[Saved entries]

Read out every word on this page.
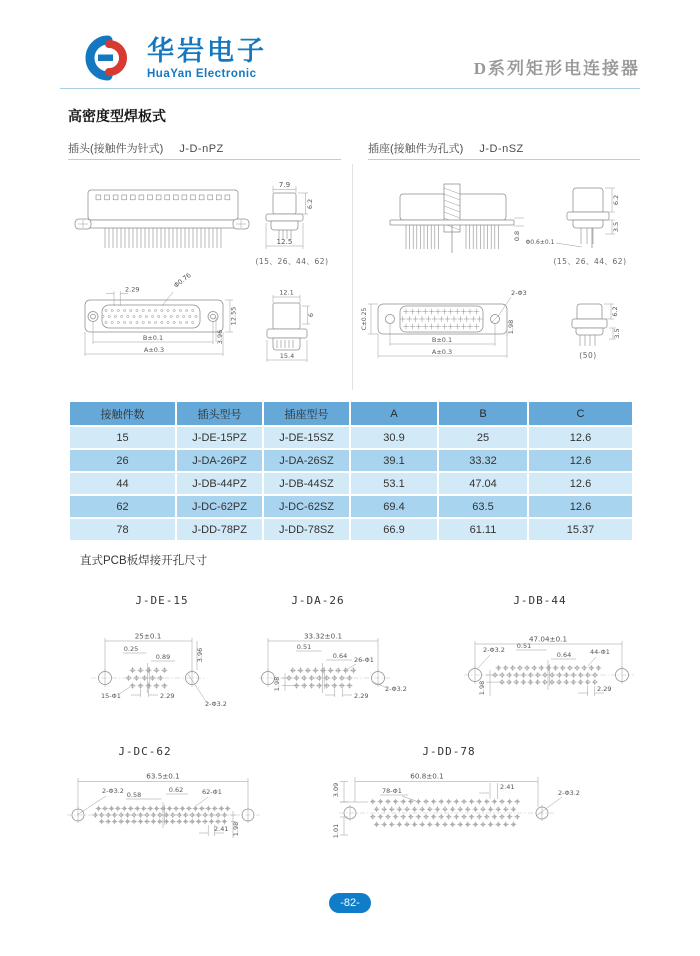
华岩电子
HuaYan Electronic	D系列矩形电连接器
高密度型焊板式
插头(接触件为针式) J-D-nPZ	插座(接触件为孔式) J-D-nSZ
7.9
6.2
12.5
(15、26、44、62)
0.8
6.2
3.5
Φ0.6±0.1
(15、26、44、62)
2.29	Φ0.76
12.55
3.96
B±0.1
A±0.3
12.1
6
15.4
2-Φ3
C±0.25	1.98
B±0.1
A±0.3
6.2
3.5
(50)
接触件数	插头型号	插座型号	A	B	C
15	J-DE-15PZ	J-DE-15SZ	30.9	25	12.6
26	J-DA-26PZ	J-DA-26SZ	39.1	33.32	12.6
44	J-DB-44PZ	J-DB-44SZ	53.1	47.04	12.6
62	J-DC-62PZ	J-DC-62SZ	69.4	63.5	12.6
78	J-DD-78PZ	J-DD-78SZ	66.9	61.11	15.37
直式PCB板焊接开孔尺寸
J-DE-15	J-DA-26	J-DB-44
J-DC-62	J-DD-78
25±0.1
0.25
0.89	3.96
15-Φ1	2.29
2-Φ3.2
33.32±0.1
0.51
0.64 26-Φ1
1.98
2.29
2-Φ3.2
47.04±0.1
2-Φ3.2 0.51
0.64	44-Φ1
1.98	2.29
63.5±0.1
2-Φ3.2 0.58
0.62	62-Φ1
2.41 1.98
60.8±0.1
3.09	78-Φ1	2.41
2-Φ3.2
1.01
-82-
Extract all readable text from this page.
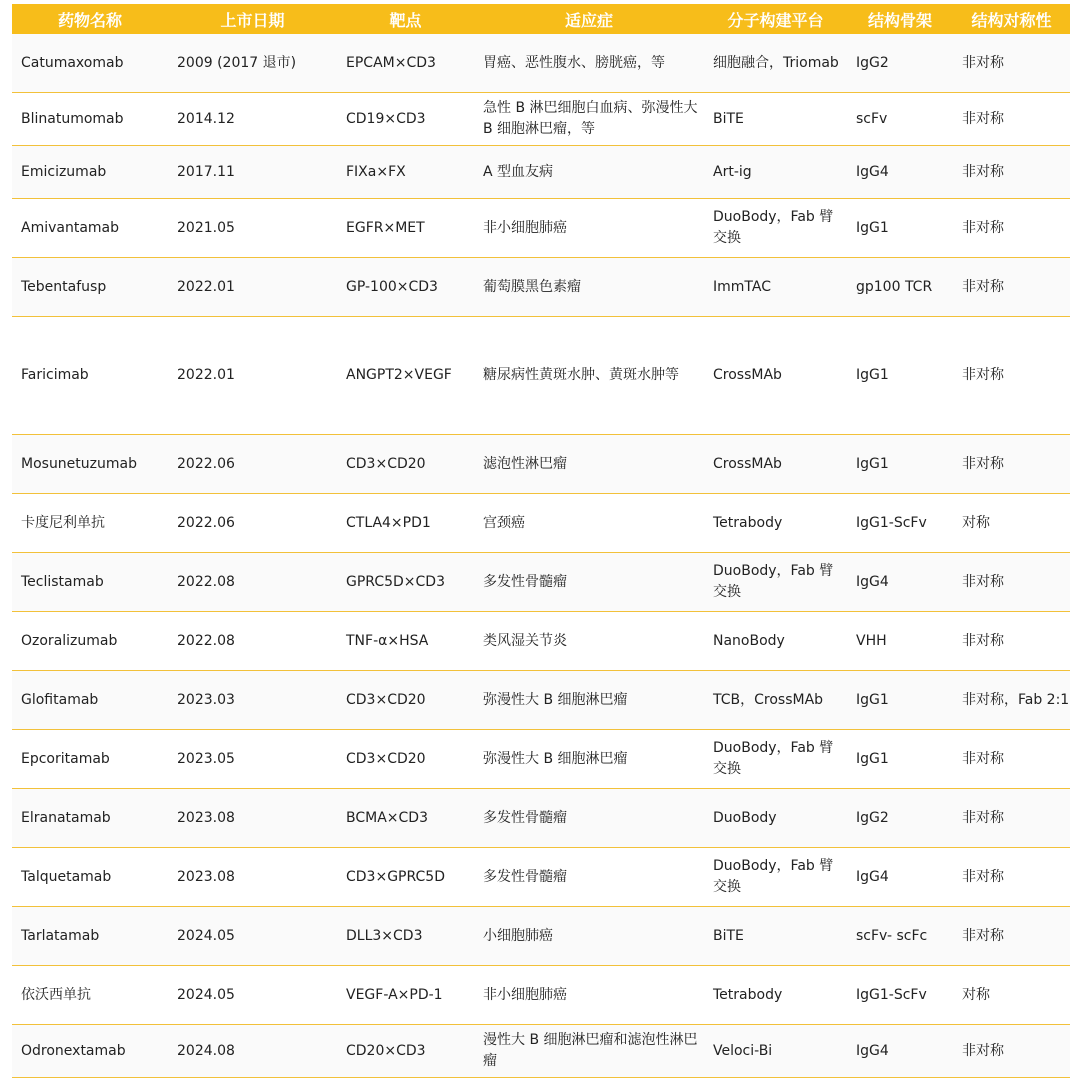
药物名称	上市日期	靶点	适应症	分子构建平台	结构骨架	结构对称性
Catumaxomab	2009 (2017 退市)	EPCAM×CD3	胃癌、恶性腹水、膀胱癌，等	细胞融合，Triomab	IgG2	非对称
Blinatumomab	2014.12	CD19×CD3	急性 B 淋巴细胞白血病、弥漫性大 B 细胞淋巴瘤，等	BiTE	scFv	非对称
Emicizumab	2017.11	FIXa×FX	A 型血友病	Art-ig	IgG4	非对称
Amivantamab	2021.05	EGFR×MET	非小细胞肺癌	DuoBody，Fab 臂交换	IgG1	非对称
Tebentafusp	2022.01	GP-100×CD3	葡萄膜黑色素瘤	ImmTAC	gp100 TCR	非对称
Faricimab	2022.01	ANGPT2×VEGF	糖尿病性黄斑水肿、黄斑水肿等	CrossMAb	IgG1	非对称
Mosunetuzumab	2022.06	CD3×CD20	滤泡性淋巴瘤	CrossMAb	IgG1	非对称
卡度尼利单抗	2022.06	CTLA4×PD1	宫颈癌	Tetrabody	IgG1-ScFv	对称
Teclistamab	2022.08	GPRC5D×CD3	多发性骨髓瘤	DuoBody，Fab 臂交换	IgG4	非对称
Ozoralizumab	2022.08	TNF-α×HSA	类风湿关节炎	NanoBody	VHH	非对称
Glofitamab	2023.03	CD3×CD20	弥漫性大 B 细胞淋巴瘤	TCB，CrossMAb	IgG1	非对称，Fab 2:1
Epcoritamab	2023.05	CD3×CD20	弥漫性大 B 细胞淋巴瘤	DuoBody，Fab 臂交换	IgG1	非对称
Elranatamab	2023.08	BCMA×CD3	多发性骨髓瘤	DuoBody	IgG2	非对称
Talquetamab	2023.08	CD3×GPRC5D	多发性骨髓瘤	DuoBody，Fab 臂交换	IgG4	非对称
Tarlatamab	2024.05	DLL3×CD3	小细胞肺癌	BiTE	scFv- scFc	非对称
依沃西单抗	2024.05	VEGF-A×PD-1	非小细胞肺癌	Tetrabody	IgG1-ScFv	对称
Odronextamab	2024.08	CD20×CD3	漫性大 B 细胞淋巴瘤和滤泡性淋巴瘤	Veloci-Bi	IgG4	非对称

*SET PROBLEM:*
The lines to repeat run from the line containing "Extract all readable text from this page." through the last line of the material above; give them exactly, without the pictures.

*ANSWER FOR THE TASK:*
Extract all readable text from this page.
药物名称	上市日期	靶点	适应症	分子构建平台	结构骨架	结构对称性
Catumaxomab	2009 (2017 退市)	EPCAM×CD3	胃癌、恶性腹水、膀胱癌，等	细胞融合，Triomab	IgG2	非对称
Blinatumomab	2014.12	CD19×CD3	急性 B 淋巴细胞白血病、弥漫性大 B 细胞淋巴瘤，等	BiTE	scFv	非对称
Emicizumab	2017.11	FIXa×FX	A 型血友病	Art-ig	IgG4	非对称
Amivantamab	2021.05	EGFR×MET	非小细胞肺癌	DuoBody，Fab 臂交换	IgG1	非对称
Tebentafusp	2022.01	GP-100×CD3	葡萄膜黑色素瘤	ImmTAC	gp100 TCR	非对称
Faricimab	2022.01	ANGPT2×VEGF	糖尿病性黄斑水肿、黄斑水肿等	CrossMAb	IgG1	非对称
Mosunetuzumab	2022.06	CD3×CD20	滤泡性淋巴瘤	CrossMAb	IgG1	非对称
卡度尼利单抗	2022.06	CTLA4×PD1	宫颈癌	Tetrabody	IgG1-ScFv	对称
Teclistamab	2022.08	GPRC5D×CD3	多发性骨髓瘤	DuoBody，Fab 臂交换	IgG4	非对称
Ozoralizumab	2022.08	TNF-α×HSA	类风湿关节炎	NanoBody	VHH	非对称
Glofitamab	2023.03	CD3×CD20	弥漫性大 B 细胞淋巴瘤	TCB，CrossMAb	IgG1	非对称，Fab 2:1
Epcoritamab	2023.05	CD3×CD20	弥漫性大 B 细胞淋巴瘤	DuoBody，Fab 臂交换	IgG1	非对称
Elranatamab	2023.08	BCMA×CD3	多发性骨髓瘤	DuoBody	IgG2	非对称
Talquetamab	2023.08	CD3×GPRC5D	多发性骨髓瘤	DuoBody，Fab 臂交换	IgG4	非对称
Tarlatamab	2024.05	DLL3×CD3	小细胞肺癌	BiTE	scFv- scFc	非对称
依沃西单抗	2024.05	VEGF-A×PD-1	非小细胞肺癌	Tetrabody	IgG1-ScFv	对称
Odronextamab	2024.08	CD20×CD3	漫性大 B 细胞淋巴瘤和滤泡性淋巴瘤	Veloci-Bi	IgG4	非对称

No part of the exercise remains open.